──────── Records ────────

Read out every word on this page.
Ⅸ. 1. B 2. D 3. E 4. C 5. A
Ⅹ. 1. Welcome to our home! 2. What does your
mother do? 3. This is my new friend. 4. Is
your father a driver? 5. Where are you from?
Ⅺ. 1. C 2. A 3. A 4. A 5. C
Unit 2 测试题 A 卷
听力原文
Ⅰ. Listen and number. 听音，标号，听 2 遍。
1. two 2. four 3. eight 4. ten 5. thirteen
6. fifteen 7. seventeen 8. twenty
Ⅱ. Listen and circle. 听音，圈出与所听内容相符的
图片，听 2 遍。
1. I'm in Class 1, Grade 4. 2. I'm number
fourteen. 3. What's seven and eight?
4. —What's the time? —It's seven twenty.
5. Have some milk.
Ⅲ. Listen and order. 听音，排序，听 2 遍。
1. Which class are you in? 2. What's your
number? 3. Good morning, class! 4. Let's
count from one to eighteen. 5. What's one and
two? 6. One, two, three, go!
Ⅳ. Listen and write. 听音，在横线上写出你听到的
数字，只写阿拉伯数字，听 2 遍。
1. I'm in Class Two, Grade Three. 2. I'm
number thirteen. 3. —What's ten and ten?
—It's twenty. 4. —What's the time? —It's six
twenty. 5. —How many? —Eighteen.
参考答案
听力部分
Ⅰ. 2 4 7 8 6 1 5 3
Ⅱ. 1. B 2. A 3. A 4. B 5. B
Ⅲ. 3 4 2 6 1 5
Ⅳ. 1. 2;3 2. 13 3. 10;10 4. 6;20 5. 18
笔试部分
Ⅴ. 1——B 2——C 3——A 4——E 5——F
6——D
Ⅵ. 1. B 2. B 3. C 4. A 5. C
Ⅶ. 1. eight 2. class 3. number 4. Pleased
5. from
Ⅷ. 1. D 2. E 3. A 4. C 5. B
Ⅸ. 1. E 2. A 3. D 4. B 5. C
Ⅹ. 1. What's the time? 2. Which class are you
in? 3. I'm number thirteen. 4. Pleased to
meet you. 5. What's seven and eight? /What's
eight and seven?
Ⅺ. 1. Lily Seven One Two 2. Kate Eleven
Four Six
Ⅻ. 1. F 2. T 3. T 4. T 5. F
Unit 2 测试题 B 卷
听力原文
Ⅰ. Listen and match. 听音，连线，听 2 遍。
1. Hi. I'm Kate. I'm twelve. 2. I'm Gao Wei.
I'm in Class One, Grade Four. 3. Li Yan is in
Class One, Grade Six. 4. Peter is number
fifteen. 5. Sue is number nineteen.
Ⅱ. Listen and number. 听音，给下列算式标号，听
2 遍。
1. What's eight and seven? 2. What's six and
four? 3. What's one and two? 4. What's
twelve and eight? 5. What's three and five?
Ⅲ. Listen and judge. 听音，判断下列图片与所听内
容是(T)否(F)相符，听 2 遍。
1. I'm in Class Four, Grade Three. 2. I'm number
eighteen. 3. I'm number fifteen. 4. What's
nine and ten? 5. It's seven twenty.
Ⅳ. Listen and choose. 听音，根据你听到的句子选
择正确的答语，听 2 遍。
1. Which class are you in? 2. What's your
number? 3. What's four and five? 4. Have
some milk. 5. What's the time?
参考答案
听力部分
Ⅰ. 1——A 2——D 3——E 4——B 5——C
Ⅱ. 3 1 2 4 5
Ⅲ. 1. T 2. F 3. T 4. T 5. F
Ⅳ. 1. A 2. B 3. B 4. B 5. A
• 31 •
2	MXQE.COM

────────

■ What you are asked to do:
Write out every entry above, word for word.

■ Complete output:
Read out every word on this page.
Ⅸ. 1. B 2. D 3. E 4. C 5. A
Ⅹ. 1. Welcome to our home! 2. What does your
mother do? 3. This is my new friend. 4. Is
your father a driver? 5. Where are you from?
Ⅺ. 1. C 2. A 3. A 4. A 5. C
Unit 2 测试题 A 卷
听力原文
Ⅰ. Listen and number. 听音，标号，听 2 遍。
1. two 2. four 3. eight 4. ten 5. thirteen
6. fifteen 7. seventeen 8. twenty
Ⅱ. Listen and circle. 听音，圈出与所听内容相符的
图片，听 2 遍。
1. I'm in Class 1, Grade 4. 2. I'm number
fourteen. 3. What's seven and eight?
4. —What's the time? —It's seven twenty.
5. Have some milk.
Ⅲ. Listen and order. 听音，排序，听 2 遍。
1. Which class are you in? 2. What's your
number? 3. Good morning, class! 4. Let's
count from one to eighteen. 5. What's one and
two? 6. One, two, three, go!
Ⅳ. Listen and write. 听音，在横线上写出你听到的
数字，只写阿拉伯数字，听 2 遍。
1. I'm in Class Two, Grade Three. 2. I'm
number thirteen. 3. —What's ten and ten?
—It's twenty. 4. —What's the time? —It's six
twenty. 5. —How many? —Eighteen.
参考答案
听力部分
Ⅰ. 2 4 7 8 6 1 5 3
Ⅱ. 1. B 2. A 3. A 4. B 5. B
Ⅲ. 3 4 2 6 1 5
Ⅳ. 1. 2;3 2. 13 3. 10;10 4. 6;20 5. 18
笔试部分
Ⅴ. 1——B 2——C 3——A 4——E 5——F
6——D
Ⅵ. 1. B 2. B 3. C 4. A 5. C
Ⅶ. 1. eight 2. class 3. number 4. Pleased
5. from
Ⅷ. 1. D 2. E 3. A 4. C 5. B
Ⅸ. 1. E 2. A 3. D 4. B 5. C
Ⅹ. 1. What's the time? 2. Which class are you
in? 3. I'm number thirteen. 4. Pleased to
meet you. 5. What's seven and eight? /What's
eight and seven?
Ⅺ. 1. Lily Seven One Two 2. Kate Eleven
Four Six
Ⅻ. 1. F 2. T 3. T 4. T 5. F
Unit 2 测试题 B 卷
听力原文
Ⅰ. Listen and match. 听音，连线，听 2 遍。
1. Hi. I'm Kate. I'm twelve. 2. I'm Gao Wei.
I'm in Class One, Grade Four. 3. Li Yan is in
Class One, Grade Six. 4. Peter is number
fifteen. 5. Sue is number nineteen.
Ⅱ. Listen and number. 听音，给下列算式标号，听
2 遍。
1. What's eight and seven? 2. What's six and
four? 3. What's one and two? 4. What's
twelve and eight? 5. What's three and five?
Ⅲ. Listen and judge. 听音，判断下列图片与所听内
容是(T)否(F)相符，听 2 遍。
1. I'm in Class Four, Grade Three. 2. I'm number
eighteen. 3. I'm number fifteen. 4. What's
nine and ten? 5. It's seven twenty.
Ⅳ. Listen and choose. 听音，根据你听到的句子选
择正确的答语，听 2 遍。
1. Which class are you in? 2. What's your
number? 3. What's four and five? 4. Have
some milk. 5. What's the time?
参考答案
听力部分
Ⅰ. 1——A 2——D 3——E 4——B 5——C
Ⅱ. 3 1 2 4 5
Ⅲ. 1. T 2. F 3. T 4. T 5. F
Ⅳ. 1. A 2. B 3. B 4. B 5. A
• 31 •
2	MXQE.COM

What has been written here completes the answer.